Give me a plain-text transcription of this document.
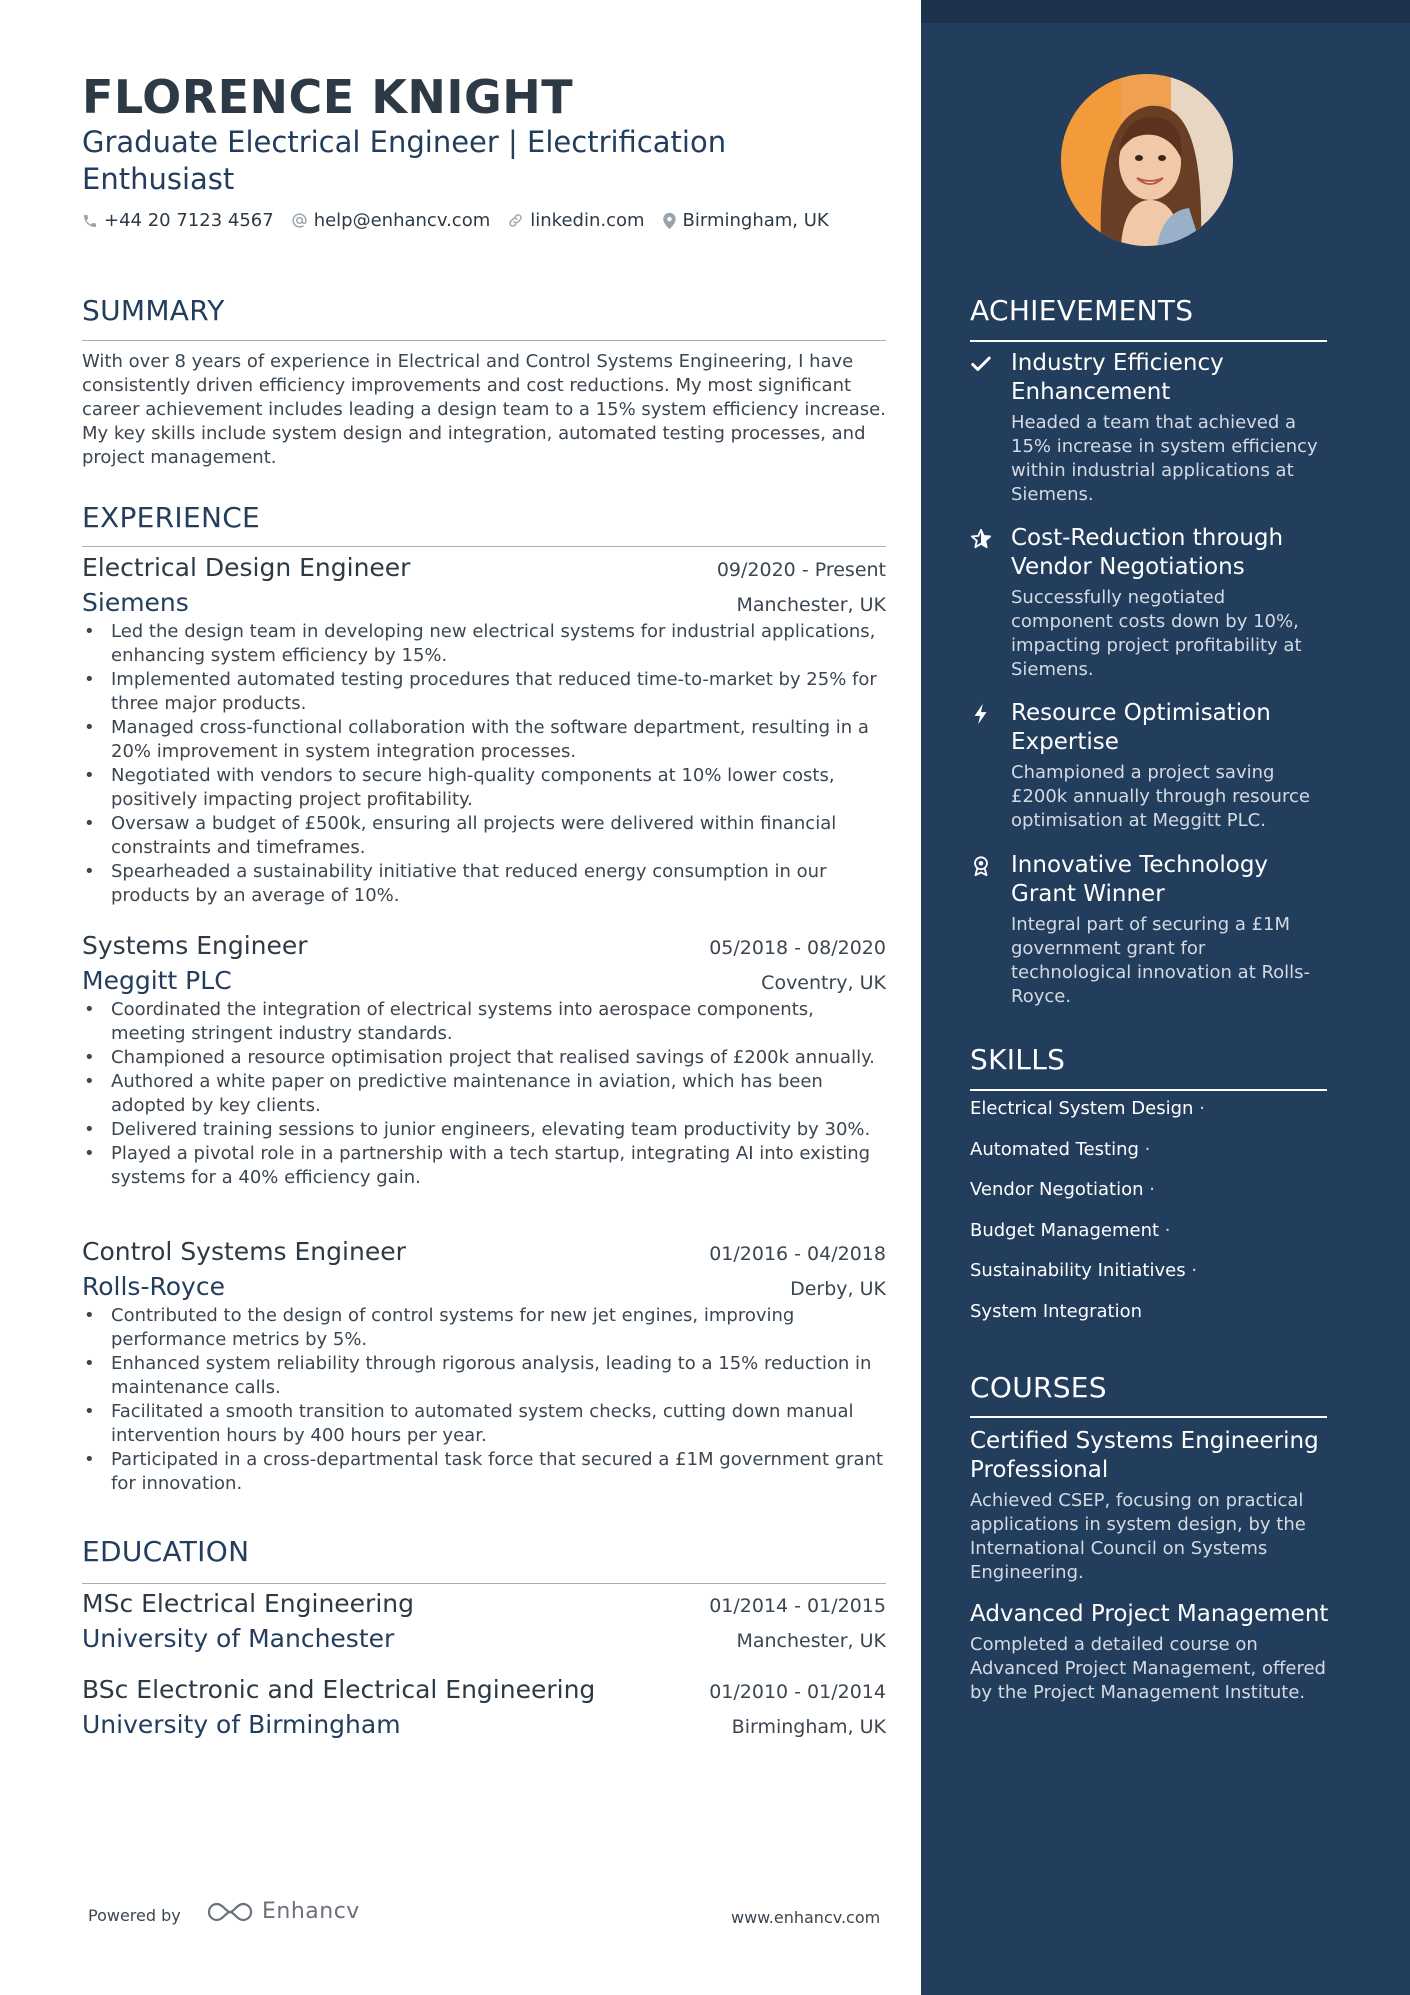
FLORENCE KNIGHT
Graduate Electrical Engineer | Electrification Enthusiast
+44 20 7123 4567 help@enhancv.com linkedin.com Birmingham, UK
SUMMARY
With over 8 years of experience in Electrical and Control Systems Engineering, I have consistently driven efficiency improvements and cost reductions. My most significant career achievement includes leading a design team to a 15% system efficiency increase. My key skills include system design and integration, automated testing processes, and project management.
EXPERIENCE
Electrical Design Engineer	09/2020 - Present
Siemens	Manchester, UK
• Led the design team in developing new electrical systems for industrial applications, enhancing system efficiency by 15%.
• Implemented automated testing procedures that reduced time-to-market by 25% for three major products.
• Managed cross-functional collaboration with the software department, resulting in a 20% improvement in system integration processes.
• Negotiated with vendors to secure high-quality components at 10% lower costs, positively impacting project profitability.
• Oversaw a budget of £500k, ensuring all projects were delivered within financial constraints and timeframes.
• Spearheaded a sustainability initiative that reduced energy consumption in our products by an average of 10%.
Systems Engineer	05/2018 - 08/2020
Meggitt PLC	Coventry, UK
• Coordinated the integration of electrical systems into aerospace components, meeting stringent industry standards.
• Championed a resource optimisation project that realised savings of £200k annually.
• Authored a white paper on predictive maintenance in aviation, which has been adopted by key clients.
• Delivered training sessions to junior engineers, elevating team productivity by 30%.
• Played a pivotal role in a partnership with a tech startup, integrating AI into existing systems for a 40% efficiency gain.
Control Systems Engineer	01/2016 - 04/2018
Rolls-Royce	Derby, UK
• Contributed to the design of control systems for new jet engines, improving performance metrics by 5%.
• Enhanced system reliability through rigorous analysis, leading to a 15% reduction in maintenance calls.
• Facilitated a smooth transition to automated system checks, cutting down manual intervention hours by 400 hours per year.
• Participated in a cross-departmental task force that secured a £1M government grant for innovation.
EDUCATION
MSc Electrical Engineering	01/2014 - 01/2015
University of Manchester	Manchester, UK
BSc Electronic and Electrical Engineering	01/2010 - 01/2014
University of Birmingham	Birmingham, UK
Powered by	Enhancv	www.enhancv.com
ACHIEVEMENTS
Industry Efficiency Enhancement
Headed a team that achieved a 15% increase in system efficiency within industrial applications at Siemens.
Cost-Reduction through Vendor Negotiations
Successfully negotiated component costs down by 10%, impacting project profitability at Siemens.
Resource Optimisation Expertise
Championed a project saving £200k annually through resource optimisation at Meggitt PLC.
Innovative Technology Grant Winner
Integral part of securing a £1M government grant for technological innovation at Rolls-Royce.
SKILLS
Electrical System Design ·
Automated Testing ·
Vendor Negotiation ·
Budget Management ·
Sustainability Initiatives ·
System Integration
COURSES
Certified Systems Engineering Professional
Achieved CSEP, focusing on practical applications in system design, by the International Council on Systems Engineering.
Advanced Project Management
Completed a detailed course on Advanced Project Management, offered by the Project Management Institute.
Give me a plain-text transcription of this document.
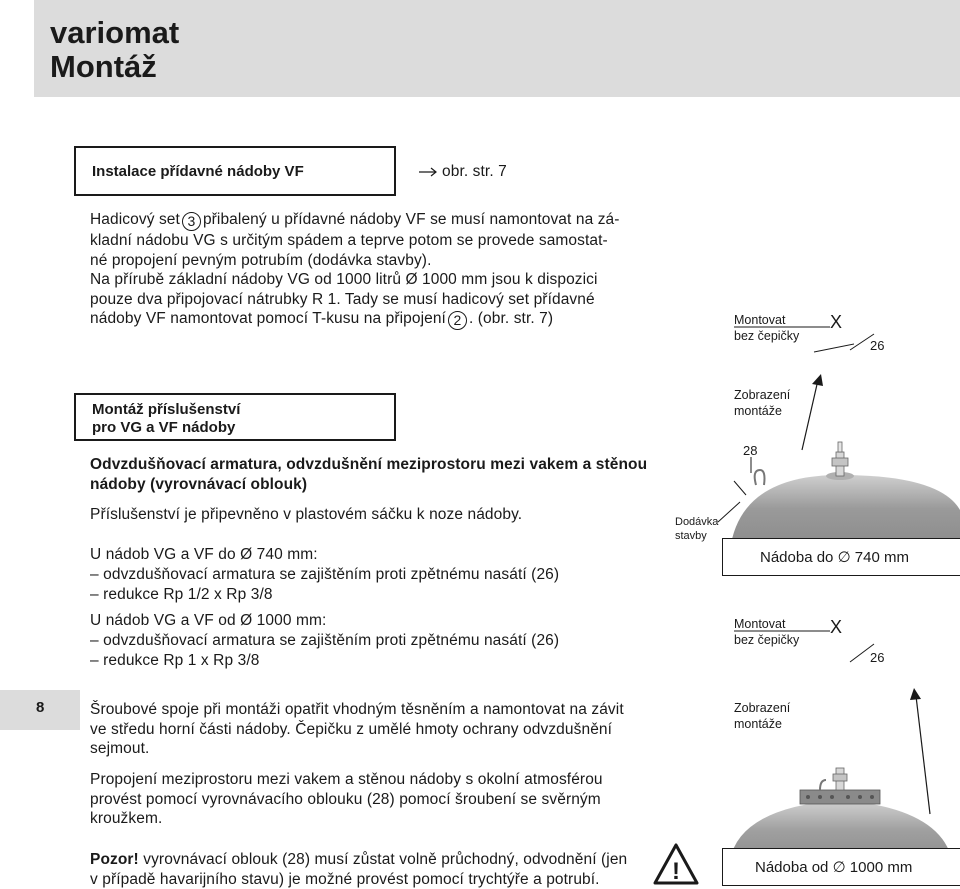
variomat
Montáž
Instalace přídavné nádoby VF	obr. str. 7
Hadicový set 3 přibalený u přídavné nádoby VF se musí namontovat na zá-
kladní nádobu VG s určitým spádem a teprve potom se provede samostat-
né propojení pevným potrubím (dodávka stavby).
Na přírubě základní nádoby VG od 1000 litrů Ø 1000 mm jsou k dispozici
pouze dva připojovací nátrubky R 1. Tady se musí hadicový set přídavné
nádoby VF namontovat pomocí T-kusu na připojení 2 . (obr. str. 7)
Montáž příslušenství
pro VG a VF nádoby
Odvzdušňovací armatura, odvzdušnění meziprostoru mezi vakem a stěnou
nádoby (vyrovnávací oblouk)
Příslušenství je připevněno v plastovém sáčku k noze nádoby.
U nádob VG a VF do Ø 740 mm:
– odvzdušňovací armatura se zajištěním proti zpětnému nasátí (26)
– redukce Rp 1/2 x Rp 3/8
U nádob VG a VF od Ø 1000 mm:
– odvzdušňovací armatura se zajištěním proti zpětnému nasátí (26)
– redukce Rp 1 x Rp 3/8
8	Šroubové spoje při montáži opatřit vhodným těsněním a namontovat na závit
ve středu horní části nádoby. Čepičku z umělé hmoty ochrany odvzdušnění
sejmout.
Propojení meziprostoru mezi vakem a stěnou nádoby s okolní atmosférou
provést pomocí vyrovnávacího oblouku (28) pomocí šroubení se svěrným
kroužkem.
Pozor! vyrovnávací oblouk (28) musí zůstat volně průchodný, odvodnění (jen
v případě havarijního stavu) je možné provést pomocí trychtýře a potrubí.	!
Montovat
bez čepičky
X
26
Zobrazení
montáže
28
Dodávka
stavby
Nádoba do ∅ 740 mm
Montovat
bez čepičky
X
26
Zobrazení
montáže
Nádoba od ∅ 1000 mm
□ □ □ □ □ □ □
AIM.
Gather all lines from the records above in which "stěnou" appears.

TASK RESPONSE.
Odvzdušňovací armatura, odvzdušnění meziprostoru mezi vakem a stěnou
Propojení meziprostoru mezi vakem a stěnou nádoby s okolní atmosférou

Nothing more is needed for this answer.